WHAT IS REQUIRED: Report back each line of the records that contains the string "Frequency".

Excerpt from a dataset:
┌──

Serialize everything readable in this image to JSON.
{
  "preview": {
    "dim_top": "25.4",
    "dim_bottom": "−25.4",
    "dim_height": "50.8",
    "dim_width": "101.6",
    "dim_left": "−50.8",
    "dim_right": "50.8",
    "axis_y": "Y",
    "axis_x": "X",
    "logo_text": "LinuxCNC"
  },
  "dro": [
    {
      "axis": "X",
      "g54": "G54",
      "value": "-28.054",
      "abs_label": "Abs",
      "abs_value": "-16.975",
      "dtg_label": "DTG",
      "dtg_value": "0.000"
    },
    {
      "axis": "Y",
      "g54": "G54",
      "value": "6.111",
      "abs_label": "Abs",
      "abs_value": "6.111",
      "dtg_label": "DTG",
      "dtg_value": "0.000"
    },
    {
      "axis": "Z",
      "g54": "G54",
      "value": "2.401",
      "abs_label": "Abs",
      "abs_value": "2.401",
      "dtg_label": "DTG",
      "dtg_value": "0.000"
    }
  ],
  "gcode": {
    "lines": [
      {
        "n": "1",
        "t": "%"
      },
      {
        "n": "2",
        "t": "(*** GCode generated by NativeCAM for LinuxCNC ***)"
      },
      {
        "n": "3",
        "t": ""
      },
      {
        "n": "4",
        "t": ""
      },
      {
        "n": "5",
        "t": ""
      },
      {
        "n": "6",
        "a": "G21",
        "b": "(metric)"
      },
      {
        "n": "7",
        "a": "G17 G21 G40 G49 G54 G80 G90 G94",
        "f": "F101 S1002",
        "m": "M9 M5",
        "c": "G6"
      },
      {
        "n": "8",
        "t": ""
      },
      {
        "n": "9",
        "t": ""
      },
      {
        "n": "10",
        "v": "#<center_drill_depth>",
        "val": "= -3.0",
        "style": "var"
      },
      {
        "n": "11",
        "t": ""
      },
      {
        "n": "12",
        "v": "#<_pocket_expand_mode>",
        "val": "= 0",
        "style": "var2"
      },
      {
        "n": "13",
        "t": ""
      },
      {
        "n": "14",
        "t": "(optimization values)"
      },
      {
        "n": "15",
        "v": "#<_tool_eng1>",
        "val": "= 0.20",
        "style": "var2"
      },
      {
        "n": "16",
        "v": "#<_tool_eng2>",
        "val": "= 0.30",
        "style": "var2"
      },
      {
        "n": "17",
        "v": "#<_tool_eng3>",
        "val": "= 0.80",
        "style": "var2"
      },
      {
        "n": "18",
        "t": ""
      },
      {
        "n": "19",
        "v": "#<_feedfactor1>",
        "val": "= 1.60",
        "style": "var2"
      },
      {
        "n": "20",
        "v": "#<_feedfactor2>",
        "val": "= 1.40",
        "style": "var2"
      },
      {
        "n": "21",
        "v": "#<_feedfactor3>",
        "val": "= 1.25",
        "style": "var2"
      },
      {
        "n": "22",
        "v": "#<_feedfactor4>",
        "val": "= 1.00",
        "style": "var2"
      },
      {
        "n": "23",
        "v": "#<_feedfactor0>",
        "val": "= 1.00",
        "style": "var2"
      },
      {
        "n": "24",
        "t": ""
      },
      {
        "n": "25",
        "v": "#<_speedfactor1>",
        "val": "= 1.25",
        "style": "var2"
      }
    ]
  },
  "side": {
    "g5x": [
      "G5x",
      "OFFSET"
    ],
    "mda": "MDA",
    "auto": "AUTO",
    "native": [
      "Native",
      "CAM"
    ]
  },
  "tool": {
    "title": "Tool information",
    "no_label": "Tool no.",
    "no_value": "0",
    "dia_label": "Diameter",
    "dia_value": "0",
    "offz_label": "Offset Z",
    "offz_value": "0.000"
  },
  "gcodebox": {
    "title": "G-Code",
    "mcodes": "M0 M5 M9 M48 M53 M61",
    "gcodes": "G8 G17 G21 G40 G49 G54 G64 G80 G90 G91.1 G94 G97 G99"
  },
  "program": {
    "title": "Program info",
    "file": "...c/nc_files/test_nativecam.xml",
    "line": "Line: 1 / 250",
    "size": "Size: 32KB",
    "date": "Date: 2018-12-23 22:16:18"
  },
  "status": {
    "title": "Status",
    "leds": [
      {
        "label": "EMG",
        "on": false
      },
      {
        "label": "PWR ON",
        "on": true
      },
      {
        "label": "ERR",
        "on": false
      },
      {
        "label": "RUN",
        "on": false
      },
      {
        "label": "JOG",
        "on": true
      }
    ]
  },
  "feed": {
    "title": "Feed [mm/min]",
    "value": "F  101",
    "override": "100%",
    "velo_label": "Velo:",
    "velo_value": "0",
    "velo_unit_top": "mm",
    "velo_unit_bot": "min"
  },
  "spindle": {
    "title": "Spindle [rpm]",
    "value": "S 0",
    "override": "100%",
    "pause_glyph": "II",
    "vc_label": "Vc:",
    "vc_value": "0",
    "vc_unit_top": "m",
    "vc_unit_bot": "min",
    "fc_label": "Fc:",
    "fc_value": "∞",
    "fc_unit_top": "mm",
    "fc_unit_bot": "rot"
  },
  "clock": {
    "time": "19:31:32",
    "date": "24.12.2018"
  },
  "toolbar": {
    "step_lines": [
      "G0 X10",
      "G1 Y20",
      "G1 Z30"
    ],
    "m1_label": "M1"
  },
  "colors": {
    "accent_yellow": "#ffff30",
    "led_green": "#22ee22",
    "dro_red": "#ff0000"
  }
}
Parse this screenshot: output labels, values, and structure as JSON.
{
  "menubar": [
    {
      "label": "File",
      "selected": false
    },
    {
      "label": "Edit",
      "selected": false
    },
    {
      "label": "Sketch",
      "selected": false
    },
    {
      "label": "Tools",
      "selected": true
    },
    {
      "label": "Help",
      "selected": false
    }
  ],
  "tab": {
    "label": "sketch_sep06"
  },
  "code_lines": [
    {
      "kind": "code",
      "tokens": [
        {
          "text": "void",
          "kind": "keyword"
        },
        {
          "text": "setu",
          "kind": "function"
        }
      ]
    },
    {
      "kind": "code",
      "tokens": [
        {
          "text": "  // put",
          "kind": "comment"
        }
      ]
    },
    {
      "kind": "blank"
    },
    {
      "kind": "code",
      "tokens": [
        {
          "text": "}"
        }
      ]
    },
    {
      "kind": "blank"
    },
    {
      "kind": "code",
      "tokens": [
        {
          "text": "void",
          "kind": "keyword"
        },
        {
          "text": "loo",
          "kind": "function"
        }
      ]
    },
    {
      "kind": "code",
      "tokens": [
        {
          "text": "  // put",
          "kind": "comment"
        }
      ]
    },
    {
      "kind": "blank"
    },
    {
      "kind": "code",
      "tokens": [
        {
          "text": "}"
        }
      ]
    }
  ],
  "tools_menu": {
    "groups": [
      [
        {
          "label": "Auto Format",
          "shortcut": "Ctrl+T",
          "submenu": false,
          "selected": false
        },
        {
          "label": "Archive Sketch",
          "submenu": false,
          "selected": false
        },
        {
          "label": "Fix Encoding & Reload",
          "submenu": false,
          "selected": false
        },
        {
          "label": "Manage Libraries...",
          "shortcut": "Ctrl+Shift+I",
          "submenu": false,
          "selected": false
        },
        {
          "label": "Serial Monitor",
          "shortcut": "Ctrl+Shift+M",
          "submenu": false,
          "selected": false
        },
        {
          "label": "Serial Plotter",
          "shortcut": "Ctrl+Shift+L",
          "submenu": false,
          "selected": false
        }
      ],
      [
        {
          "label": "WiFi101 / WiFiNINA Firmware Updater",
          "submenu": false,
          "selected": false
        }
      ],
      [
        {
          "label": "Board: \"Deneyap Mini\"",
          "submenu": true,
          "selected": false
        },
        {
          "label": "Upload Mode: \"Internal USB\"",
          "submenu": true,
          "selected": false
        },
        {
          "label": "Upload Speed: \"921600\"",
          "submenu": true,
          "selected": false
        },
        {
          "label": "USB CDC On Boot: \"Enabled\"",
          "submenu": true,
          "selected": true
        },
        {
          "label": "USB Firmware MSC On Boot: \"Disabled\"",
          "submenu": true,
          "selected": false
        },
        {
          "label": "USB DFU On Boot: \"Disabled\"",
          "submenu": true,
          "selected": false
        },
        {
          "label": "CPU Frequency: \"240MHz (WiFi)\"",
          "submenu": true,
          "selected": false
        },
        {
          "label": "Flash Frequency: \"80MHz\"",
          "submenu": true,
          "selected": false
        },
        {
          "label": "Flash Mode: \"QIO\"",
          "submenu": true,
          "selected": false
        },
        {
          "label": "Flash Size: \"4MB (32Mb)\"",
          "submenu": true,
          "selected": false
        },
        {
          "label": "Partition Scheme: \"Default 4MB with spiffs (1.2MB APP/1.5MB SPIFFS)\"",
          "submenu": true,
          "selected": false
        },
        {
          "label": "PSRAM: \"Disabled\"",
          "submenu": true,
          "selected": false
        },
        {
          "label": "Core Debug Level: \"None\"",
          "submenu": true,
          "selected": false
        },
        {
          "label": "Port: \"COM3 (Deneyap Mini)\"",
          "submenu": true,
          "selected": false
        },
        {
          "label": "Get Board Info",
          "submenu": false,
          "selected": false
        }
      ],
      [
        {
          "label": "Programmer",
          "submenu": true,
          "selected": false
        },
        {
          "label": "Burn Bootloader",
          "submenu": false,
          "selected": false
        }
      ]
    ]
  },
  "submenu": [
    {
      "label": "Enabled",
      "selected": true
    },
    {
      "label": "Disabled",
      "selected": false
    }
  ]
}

└──

SOLUTION:
          "label": "CPU Frequency: \"240MHz (WiFi)\"",
          "label": "Flash Frequency: \"80MHz\"",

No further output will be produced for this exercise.